#### EXERCISE INSTRUCTIONS
Report each line of the data that includes the word "this".

#### Data listing
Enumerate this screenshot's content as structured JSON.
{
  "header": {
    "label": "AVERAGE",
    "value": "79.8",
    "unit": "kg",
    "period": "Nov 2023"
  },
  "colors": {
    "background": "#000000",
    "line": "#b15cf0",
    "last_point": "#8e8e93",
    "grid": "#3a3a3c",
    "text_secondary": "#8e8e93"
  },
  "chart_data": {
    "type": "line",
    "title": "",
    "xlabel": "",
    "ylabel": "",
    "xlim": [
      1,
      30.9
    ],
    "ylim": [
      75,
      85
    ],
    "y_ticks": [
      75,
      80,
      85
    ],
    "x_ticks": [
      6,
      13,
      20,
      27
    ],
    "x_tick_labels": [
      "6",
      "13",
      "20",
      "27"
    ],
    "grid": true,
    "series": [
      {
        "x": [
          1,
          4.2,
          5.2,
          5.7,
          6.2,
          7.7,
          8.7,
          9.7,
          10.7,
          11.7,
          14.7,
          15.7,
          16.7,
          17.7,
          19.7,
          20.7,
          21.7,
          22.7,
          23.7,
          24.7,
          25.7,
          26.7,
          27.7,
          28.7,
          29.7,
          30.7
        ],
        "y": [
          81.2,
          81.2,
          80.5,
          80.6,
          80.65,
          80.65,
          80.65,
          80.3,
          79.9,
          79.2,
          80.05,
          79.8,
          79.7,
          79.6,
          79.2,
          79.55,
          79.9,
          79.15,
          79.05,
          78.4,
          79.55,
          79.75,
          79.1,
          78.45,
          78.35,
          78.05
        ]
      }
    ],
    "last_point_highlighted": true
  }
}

---

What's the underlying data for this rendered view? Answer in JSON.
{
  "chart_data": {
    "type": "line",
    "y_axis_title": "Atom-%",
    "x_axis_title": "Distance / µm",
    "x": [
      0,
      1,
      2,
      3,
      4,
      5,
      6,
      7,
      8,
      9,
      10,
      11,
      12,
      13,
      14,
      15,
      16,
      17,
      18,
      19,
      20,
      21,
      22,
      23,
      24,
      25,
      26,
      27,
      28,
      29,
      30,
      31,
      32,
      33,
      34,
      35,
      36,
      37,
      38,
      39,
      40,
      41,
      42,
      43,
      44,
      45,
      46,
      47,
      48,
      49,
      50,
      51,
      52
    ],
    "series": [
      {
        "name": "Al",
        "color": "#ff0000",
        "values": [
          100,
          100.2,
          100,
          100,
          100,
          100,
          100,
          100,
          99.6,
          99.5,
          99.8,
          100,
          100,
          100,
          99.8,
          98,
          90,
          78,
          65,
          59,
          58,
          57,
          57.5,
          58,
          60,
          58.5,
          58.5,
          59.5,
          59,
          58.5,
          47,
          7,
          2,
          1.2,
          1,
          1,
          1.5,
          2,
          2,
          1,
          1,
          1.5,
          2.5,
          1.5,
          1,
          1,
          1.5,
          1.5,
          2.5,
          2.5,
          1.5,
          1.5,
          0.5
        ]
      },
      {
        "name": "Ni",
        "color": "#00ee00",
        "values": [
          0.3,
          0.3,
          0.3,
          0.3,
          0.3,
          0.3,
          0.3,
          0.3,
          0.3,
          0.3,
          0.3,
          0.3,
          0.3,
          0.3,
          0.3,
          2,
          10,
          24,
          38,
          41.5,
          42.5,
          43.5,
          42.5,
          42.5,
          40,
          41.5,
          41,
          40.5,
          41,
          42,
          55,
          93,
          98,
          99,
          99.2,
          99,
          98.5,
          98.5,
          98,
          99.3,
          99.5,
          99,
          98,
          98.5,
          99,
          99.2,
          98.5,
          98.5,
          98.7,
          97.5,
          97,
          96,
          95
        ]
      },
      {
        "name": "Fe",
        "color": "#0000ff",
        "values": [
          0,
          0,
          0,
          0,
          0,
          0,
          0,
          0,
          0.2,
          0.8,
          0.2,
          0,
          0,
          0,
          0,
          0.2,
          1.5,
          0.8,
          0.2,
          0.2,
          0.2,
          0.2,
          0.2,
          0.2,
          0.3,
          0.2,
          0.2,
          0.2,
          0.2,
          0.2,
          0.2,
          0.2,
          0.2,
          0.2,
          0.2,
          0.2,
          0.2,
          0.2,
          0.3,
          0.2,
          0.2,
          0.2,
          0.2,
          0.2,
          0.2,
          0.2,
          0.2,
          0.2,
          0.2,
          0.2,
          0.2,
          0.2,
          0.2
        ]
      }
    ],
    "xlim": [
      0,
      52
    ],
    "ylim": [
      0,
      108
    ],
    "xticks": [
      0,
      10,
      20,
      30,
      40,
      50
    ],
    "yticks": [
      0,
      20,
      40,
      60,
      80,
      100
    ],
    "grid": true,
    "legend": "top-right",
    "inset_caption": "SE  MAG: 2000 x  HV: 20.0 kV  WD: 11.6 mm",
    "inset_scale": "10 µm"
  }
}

#### RESULT BELOW
Enumerate this screenshot's content as structured JSON.
What's the underlying data for this rendered view? Answer in JSON.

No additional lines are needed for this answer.